What you have to do
Compile every line that includes the word "axis".

Data to process
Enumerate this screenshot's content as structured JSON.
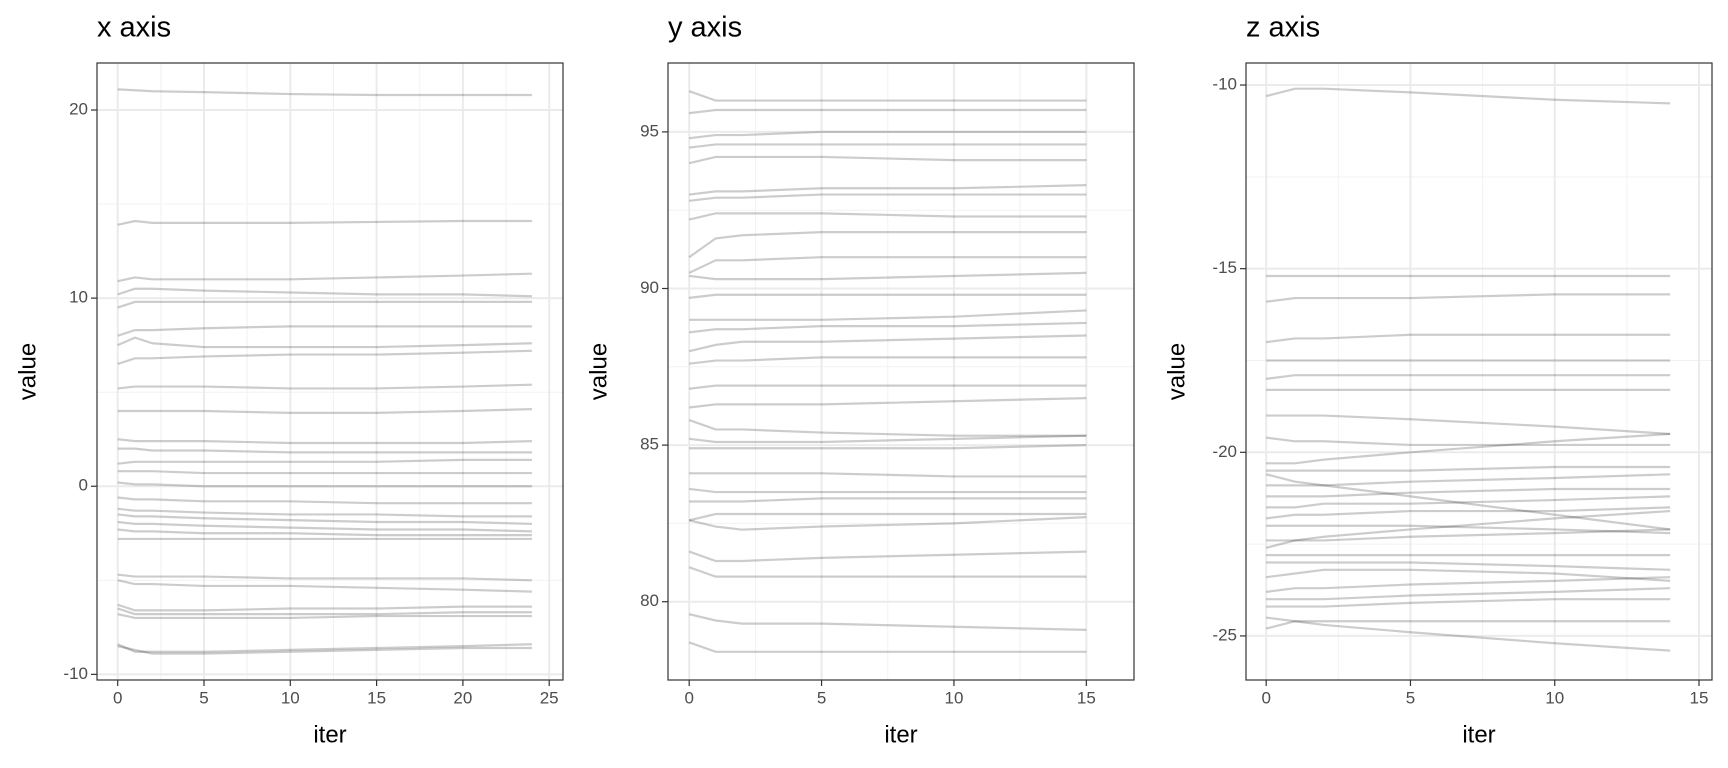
{
  "chart_data": [
    {
      "type": "line",
      "title": "x axis",
      "x_label": "iter",
      "y_label": "value",
      "color": "#000000",
      "opacity": 0.2,
      "grid": true,
      "xlim": [
        -1.2,
        25.8
      ],
      "xticks": [
        0,
        5,
        10,
        15,
        20,
        25
      ],
      "ylim": [
        -10.3,
        22.5
      ],
      "yticks": [
        -10,
        0,
        10,
        20
      ],
      "x": [
        0,
        1,
        2,
        5,
        10,
        15,
        20,
        24
      ],
      "series": [
        {
          "values": [
            21.1,
            21.05,
            21.0,
            20.95,
            20.85,
            20.8,
            20.8,
            20.8
          ]
        },
        {
          "values": [
            13.9,
            14.1,
            14.0,
            14.0,
            14.0,
            14.05,
            14.1,
            14.1
          ]
        },
        {
          "values": [
            10.9,
            11.1,
            11.0,
            11.0,
            11.0,
            11.1,
            11.2,
            11.3
          ]
        },
        {
          "values": [
            10.2,
            10.5,
            10.5,
            10.4,
            10.3,
            10.2,
            10.2,
            10.1
          ]
        },
        {
          "values": [
            9.5,
            9.8,
            9.8,
            9.8,
            9.8,
            9.8,
            9.8,
            9.8
          ]
        },
        {
          "values": [
            8.0,
            8.3,
            8.3,
            8.4,
            8.5,
            8.5,
            8.5,
            8.5
          ]
        },
        {
          "values": [
            7.5,
            7.9,
            7.6,
            7.4,
            7.4,
            7.4,
            7.5,
            7.6
          ]
        },
        {
          "values": [
            6.5,
            6.8,
            6.8,
            6.9,
            7.0,
            7.0,
            7.1,
            7.2
          ]
        },
        {
          "values": [
            5.2,
            5.3,
            5.3,
            5.3,
            5.2,
            5.2,
            5.3,
            5.4
          ]
        },
        {
          "values": [
            4.0,
            4.0,
            4.0,
            4.0,
            3.9,
            3.9,
            4.0,
            4.1
          ]
        },
        {
          "values": [
            2.5,
            2.4,
            2.4,
            2.4,
            2.3,
            2.3,
            2.3,
            2.4
          ]
        },
        {
          "values": [
            2.0,
            2.0,
            1.9,
            1.9,
            1.8,
            1.8,
            1.8,
            1.8
          ]
        },
        {
          "values": [
            1.2,
            1.3,
            1.3,
            1.3,
            1.3,
            1.3,
            1.4,
            1.4
          ]
        },
        {
          "values": [
            0.8,
            0.8,
            0.8,
            0.7,
            0.7,
            0.7,
            0.7,
            0.7
          ]
        },
        {
          "values": [
            0.2,
            0.1,
            0.1,
            0.0,
            0.0,
            0.0,
            0.0,
            0.0
          ]
        },
        {
          "values": [
            -0.6,
            -0.7,
            -0.7,
            -0.8,
            -0.8,
            -0.9,
            -0.9,
            -0.9
          ]
        },
        {
          "values": [
            -1.2,
            -1.3,
            -1.3,
            -1.4,
            -1.5,
            -1.5,
            -1.6,
            -1.6
          ]
        },
        {
          "values": [
            -1.5,
            -1.6,
            -1.6,
            -1.7,
            -1.8,
            -1.9,
            -1.9,
            -2.0
          ]
        },
        {
          "values": [
            -1.9,
            -2.0,
            -2.0,
            -2.1,
            -2.2,
            -2.3,
            -2.3,
            -2.4
          ]
        },
        {
          "values": [
            -2.3,
            -2.4,
            -2.4,
            -2.5,
            -2.5,
            -2.6,
            -2.6,
            -2.6
          ]
        },
        {
          "values": [
            -2.8,
            -2.8,
            -2.8,
            -2.8,
            -2.8,
            -2.8,
            -2.8,
            -2.8
          ]
        },
        {
          "values": [
            -4.7,
            -4.8,
            -4.8,
            -4.8,
            -4.9,
            -4.9,
            -4.9,
            -5.0
          ]
        },
        {
          "values": [
            -5.0,
            -5.2,
            -5.2,
            -5.3,
            -5.3,
            -5.4,
            -5.5,
            -5.6
          ]
        },
        {
          "values": [
            -6.3,
            -6.6,
            -6.6,
            -6.6,
            -6.5,
            -6.5,
            -6.4,
            -6.4
          ]
        },
        {
          "values": [
            -6.5,
            -6.8,
            -6.8,
            -6.8,
            -6.8,
            -6.8,
            -6.7,
            -6.7
          ]
        },
        {
          "values": [
            -6.8,
            -7.0,
            -7.0,
            -7.0,
            -7.0,
            -6.9,
            -6.9,
            -6.9
          ]
        },
        {
          "values": [
            -8.4,
            -8.8,
            -8.8,
            -8.8,
            -8.7,
            -8.6,
            -8.5,
            -8.4
          ]
        },
        {
          "values": [
            -8.5,
            -8.7,
            -8.9,
            -8.9,
            -8.8,
            -8.7,
            -8.6,
            -8.6
          ]
        }
      ]
    },
    {
      "type": "line",
      "title": "y axis",
      "x_label": "iter",
      "y_label": "value",
      "color": "#000000",
      "opacity": 0.2,
      "grid": true,
      "xlim": [
        -0.8,
        16.8
      ],
      "xticks": [
        0,
        5,
        10,
        15
      ],
      "ylim": [
        77.5,
        97.2
      ],
      "yticks": [
        80,
        85,
        90,
        95
      ],
      "x": [
        0,
        1,
        2,
        5,
        10,
        15
      ],
      "series": [
        {
          "values": [
            96.3,
            96.0,
            96.0,
            96.0,
            96.0,
            96.0
          ]
        },
        {
          "values": [
            95.6,
            95.7,
            95.7,
            95.7,
            95.7,
            95.7
          ]
        },
        {
          "values": [
            94.8,
            94.9,
            94.9,
            95.0,
            95.0,
            95.0
          ]
        },
        {
          "values": [
            94.5,
            94.6,
            94.6,
            94.6,
            94.6,
            94.6
          ]
        },
        {
          "values": [
            94.0,
            94.2,
            94.2,
            94.2,
            94.1,
            94.1
          ]
        },
        {
          "values": [
            93.0,
            93.1,
            93.1,
            93.2,
            93.2,
            93.3
          ]
        },
        {
          "values": [
            92.8,
            92.9,
            92.9,
            93.0,
            93.0,
            93.0
          ]
        },
        {
          "values": [
            92.2,
            92.4,
            92.4,
            92.4,
            92.3,
            92.3
          ]
        },
        {
          "values": [
            91.0,
            91.6,
            91.7,
            91.8,
            91.8,
            91.8
          ]
        },
        {
          "values": [
            90.5,
            90.9,
            90.9,
            91.0,
            91.0,
            91.0
          ]
        },
        {
          "values": [
            90.4,
            90.3,
            90.3,
            90.3,
            90.4,
            90.5
          ]
        },
        {
          "values": [
            89.7,
            89.8,
            89.8,
            89.8,
            89.8,
            89.8
          ]
        },
        {
          "values": [
            89.0,
            89.0,
            89.0,
            89.0,
            89.1,
            89.3
          ]
        },
        {
          "values": [
            88.6,
            88.7,
            88.7,
            88.8,
            88.8,
            88.9
          ]
        },
        {
          "values": [
            88.0,
            88.2,
            88.3,
            88.3,
            88.4,
            88.5
          ]
        },
        {
          "values": [
            87.6,
            87.7,
            87.7,
            87.8,
            87.8,
            87.8
          ]
        },
        {
          "values": [
            86.8,
            86.9,
            86.9,
            86.9,
            86.9,
            86.9
          ]
        },
        {
          "values": [
            86.2,
            86.3,
            86.3,
            86.3,
            86.4,
            86.5
          ]
        },
        {
          "values": [
            85.8,
            85.5,
            85.5,
            85.4,
            85.3,
            85.3
          ]
        },
        {
          "values": [
            85.2,
            85.1,
            85.1,
            85.1,
            85.2,
            85.3
          ]
        },
        {
          "values": [
            84.9,
            84.9,
            84.9,
            84.9,
            84.9,
            85.0
          ]
        },
        {
          "values": [
            84.1,
            84.1,
            84.1,
            84.1,
            84.0,
            84.0
          ]
        },
        {
          "values": [
            83.6,
            83.5,
            83.5,
            83.5,
            83.5,
            83.5
          ]
        },
        {
          "values": [
            83.2,
            83.2,
            83.2,
            83.3,
            83.3,
            83.3
          ]
        },
        {
          "values": [
            82.6,
            82.8,
            82.8,
            82.8,
            82.8,
            82.8
          ]
        },
        {
          "values": [
            82.6,
            82.4,
            82.3,
            82.4,
            82.5,
            82.7
          ]
        },
        {
          "values": [
            81.6,
            81.3,
            81.3,
            81.4,
            81.5,
            81.6
          ]
        },
        {
          "values": [
            81.1,
            80.8,
            80.8,
            80.8,
            80.8,
            80.8
          ]
        },
        {
          "values": [
            79.6,
            79.4,
            79.3,
            79.3,
            79.2,
            79.1
          ]
        },
        {
          "values": [
            78.7,
            78.4,
            78.4,
            78.4,
            78.4,
            78.4
          ]
        }
      ]
    },
    {
      "type": "line",
      "title": "z axis",
      "x_label": "iter",
      "y_label": "value",
      "color": "#000000",
      "opacity": 0.2,
      "grid": true,
      "xlim": [
        -0.7,
        15.45
      ],
      "xticks": [
        0,
        5,
        10,
        15
      ],
      "ylim": [
        -26.2,
        -9.4
      ],
      "yticks": [
        -25,
        -20,
        -15,
        -10
      ],
      "x": [
        0,
        1,
        2,
        5,
        10,
        14
      ],
      "series": [
        {
          "values": [
            -10.3,
            -10.1,
            -10.1,
            -10.2,
            -10.4,
            -10.5
          ]
        },
        {
          "values": [
            -15.2,
            -15.2,
            -15.2,
            -15.2,
            -15.2,
            -15.2
          ]
        },
        {
          "values": [
            -15.9,
            -15.8,
            -15.8,
            -15.8,
            -15.7,
            -15.7
          ]
        },
        {
          "values": [
            -17.0,
            -16.9,
            -16.9,
            -16.8,
            -16.8,
            -16.8
          ]
        },
        {
          "values": [
            -17.5,
            -17.5,
            -17.5,
            -17.5,
            -17.5,
            -17.5
          ]
        },
        {
          "values": [
            -18.0,
            -17.9,
            -17.9,
            -17.9,
            -17.9,
            -17.9
          ]
        },
        {
          "values": [
            -18.3,
            -18.3,
            -18.3,
            -18.3,
            -18.3,
            -18.3
          ]
        },
        {
          "values": [
            -19.0,
            -19.0,
            -19.0,
            -19.1,
            -19.3,
            -19.5
          ]
        },
        {
          "values": [
            -19.6,
            -19.7,
            -19.7,
            -19.8,
            -19.8,
            -19.8
          ]
        },
        {
          "values": [
            -20.3,
            -20.3,
            -20.2,
            -20.0,
            -19.7,
            -19.5
          ]
        },
        {
          "values": [
            -20.5,
            -20.5,
            -20.5,
            -20.5,
            -20.4,
            -20.4
          ]
        },
        {
          "values": [
            -20.9,
            -20.9,
            -20.9,
            -20.8,
            -20.7,
            -20.6
          ]
        },
        {
          "values": [
            -21.2,
            -21.2,
            -21.2,
            -21.1,
            -21.0,
            -21.0
          ]
        },
        {
          "values": [
            -21.5,
            -21.5,
            -21.4,
            -21.4,
            -21.3,
            -21.2
          ]
        },
        {
          "values": [
            -21.8,
            -21.7,
            -21.7,
            -21.6,
            -21.6,
            -21.5
          ]
        },
        {
          "values": [
            -22.0,
            -22.0,
            -22.0,
            -22.0,
            -22.1,
            -22.2
          ]
        },
        {
          "values": [
            -22.4,
            -22.4,
            -22.4,
            -22.3,
            -22.2,
            -22.1
          ]
        },
        {
          "values": [
            -22.8,
            -22.8,
            -22.8,
            -22.8,
            -22.8,
            -22.8
          ]
        },
        {
          "values": [
            -23.0,
            -23.0,
            -23.0,
            -23.0,
            -23.1,
            -23.2
          ]
        },
        {
          "values": [
            -23.4,
            -23.3,
            -23.2,
            -23.2,
            -23.3,
            -23.5
          ]
        },
        {
          "values": [
            -23.8,
            -23.7,
            -23.7,
            -23.6,
            -23.5,
            -23.4
          ]
        },
        {
          "values": [
            -24.0,
            -24.0,
            -24.0,
            -23.9,
            -23.8,
            -23.7
          ]
        },
        {
          "values": [
            -24.2,
            -24.2,
            -24.2,
            -24.1,
            -24.0,
            -24.0
          ]
        },
        {
          "values": [
            -24.5,
            -24.6,
            -24.6,
            -24.6,
            -24.6,
            -24.6
          ]
        },
        {
          "values": [
            -24.8,
            -24.6,
            -24.7,
            -24.9,
            -25.2,
            -25.4
          ]
        },
        {
          "values": [
            -20.6,
            -20.8,
            -20.9,
            -21.2,
            -21.7,
            -22.1
          ]
        },
        {
          "values": [
            -22.6,
            -22.4,
            -22.3,
            -22.1,
            -21.8,
            -21.6
          ]
        }
      ]
    }
  ]
}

Solution to the exercise
      "title": "x axis",
      "title": "y axis",
      "title": "z axis",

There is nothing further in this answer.